start MATERIAL SUPPLIED
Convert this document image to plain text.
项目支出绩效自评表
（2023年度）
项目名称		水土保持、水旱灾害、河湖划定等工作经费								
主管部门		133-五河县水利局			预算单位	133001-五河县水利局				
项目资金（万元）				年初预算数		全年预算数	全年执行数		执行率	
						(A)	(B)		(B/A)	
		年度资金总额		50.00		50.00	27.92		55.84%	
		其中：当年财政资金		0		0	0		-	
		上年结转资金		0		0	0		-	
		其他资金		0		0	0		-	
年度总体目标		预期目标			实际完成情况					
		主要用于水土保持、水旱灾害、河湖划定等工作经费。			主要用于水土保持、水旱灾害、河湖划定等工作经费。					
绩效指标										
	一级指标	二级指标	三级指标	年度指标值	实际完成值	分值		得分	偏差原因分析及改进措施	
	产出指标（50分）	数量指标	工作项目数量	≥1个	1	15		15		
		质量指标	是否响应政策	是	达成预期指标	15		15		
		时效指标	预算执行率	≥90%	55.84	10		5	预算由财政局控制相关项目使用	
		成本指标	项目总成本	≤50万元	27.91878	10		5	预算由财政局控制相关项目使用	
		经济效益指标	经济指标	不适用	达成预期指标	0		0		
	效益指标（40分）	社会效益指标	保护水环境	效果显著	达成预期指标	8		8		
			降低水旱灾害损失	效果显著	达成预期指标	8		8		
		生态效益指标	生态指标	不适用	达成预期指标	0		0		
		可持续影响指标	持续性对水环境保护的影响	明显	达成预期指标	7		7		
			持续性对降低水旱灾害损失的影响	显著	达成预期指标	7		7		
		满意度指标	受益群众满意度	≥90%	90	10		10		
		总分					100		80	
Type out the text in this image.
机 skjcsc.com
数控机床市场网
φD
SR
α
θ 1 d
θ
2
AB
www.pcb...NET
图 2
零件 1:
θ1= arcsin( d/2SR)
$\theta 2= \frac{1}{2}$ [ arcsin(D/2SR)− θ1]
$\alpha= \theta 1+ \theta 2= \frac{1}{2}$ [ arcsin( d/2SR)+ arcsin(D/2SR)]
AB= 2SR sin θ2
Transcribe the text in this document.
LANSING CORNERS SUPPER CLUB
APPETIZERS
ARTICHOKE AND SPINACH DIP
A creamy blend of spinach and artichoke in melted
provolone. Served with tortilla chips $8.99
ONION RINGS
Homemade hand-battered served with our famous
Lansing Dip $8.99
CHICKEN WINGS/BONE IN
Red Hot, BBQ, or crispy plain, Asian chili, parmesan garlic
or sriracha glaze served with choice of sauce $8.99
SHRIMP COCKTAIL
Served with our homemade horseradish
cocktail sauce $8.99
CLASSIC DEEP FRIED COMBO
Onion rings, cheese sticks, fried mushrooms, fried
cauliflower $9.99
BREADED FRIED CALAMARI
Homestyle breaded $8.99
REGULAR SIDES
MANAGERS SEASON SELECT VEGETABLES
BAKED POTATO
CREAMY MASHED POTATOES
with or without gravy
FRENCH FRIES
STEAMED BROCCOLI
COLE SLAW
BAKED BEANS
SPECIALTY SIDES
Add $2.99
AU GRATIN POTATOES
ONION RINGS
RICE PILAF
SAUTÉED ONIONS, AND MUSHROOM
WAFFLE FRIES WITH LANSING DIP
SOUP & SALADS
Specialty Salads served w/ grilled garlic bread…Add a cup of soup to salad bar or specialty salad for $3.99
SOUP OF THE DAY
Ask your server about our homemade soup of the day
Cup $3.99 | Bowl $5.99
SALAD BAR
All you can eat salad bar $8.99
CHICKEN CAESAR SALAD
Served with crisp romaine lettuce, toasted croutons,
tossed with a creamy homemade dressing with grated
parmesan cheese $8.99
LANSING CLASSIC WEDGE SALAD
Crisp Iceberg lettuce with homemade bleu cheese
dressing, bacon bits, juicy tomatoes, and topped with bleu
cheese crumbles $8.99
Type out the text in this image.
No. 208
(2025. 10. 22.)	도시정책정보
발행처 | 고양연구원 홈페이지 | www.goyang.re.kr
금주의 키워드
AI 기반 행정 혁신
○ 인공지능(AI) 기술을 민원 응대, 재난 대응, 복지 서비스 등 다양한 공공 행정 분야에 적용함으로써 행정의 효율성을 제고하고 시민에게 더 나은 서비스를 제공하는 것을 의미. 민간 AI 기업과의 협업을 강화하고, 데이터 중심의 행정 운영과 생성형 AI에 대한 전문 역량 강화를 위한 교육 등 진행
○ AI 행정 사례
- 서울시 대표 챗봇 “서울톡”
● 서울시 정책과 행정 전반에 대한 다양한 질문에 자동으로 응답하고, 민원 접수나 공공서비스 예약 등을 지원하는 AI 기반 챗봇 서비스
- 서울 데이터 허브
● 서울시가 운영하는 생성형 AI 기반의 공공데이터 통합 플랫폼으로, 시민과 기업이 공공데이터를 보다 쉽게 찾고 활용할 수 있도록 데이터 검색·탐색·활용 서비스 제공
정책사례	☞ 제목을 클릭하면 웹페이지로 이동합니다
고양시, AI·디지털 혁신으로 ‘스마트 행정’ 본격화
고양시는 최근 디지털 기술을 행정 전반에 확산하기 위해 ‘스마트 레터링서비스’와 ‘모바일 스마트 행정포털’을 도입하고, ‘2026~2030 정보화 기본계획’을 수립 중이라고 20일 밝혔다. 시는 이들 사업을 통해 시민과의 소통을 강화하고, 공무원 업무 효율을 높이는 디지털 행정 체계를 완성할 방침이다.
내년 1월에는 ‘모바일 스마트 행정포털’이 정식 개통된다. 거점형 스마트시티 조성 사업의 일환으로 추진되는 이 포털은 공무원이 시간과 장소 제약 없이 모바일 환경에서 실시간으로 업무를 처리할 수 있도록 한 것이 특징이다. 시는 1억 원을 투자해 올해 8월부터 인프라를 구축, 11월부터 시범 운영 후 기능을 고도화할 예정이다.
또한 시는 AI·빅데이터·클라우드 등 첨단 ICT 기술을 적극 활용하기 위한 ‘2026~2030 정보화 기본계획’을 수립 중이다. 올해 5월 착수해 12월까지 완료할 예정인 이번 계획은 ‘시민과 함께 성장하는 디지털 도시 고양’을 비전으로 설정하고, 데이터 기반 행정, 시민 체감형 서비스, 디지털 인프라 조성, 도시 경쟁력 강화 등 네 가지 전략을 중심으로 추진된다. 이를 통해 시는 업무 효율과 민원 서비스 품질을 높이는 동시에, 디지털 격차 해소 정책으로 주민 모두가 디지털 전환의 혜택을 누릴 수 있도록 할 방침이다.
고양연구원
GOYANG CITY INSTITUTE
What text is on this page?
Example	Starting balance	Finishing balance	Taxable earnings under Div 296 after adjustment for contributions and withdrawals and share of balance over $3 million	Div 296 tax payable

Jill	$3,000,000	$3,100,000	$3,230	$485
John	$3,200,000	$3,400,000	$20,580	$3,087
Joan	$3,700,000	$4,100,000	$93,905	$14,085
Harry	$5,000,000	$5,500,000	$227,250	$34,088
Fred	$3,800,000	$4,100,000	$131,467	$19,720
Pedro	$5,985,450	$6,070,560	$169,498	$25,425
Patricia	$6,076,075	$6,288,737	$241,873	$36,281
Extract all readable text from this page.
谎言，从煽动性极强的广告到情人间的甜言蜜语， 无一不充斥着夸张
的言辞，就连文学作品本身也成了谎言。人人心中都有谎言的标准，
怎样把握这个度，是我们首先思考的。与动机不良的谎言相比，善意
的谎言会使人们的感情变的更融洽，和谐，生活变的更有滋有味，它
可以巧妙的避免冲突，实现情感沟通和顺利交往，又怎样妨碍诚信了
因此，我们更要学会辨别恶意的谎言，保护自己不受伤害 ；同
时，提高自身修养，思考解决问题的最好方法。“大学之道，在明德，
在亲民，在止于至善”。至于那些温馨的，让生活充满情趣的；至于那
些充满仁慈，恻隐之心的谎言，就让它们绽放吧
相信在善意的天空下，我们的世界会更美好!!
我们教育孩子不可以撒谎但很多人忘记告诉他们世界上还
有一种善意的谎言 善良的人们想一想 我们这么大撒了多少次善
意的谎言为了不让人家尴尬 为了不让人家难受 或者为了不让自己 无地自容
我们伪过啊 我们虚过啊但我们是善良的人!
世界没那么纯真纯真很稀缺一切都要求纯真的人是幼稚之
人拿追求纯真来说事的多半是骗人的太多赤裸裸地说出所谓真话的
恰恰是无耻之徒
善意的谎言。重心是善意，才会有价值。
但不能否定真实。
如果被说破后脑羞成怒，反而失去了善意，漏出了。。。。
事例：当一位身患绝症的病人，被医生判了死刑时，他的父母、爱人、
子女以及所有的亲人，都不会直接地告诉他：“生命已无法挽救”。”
end MATERIAL SUPPLIED
Nothing but the lines from the one with "Extract all readable text from this page." through the end of the data above should be repeated, each exactly as it stands.

**THE OUTPUT:**
Extract all readable text from this page.
谎言，从煽动性极强的广告到情人间的甜言蜜语， 无一不充斥着夸张
的言辞，就连文学作品本身也成了谎言。人人心中都有谎言的标准，
怎样把握这个度，是我们首先思考的。与动机不良的谎言相比，善意
的谎言会使人们的感情变的更融洽，和谐，生活变的更有滋有味，它
可以巧妙的避免冲突，实现情感沟通和顺利交往，又怎样妨碍诚信了
因此，我们更要学会辨别恶意的谎言，保护自己不受伤害 ；同
时，提高自身修养，思考解决问题的最好方法。“大学之道，在明德，
在亲民，在止于至善”。至于那些温馨的，让生活充满情趣的；至于那
些充满仁慈，恻隐之心的谎言，就让它们绽放吧
相信在善意的天空下，我们的世界会更美好!!
我们教育孩子不可以撒谎但很多人忘记告诉他们世界上还
有一种善意的谎言 善良的人们想一想 我们这么大撒了多少次善
意的谎言为了不让人家尴尬 为了不让人家难受 或者为了不让自己 无地自容
我们伪过啊 我们虚过啊但我们是善良的人!
世界没那么纯真纯真很稀缺一切都要求纯真的人是幼稚之
人拿追求纯真来说事的多半是骗人的太多赤裸裸地说出所谓真话的
恰恰是无耻之徒
善意的谎言。重心是善意，才会有价值。
但不能否定真实。
如果被说破后脑羞成怒，反而失去了善意，漏出了。。。。
事例：当一位身患绝症的病人，被医生判了死刑时，他的父母、爱人、
子女以及所有的亲人，都不会直接地告诉他：“生命已无法挽救”。”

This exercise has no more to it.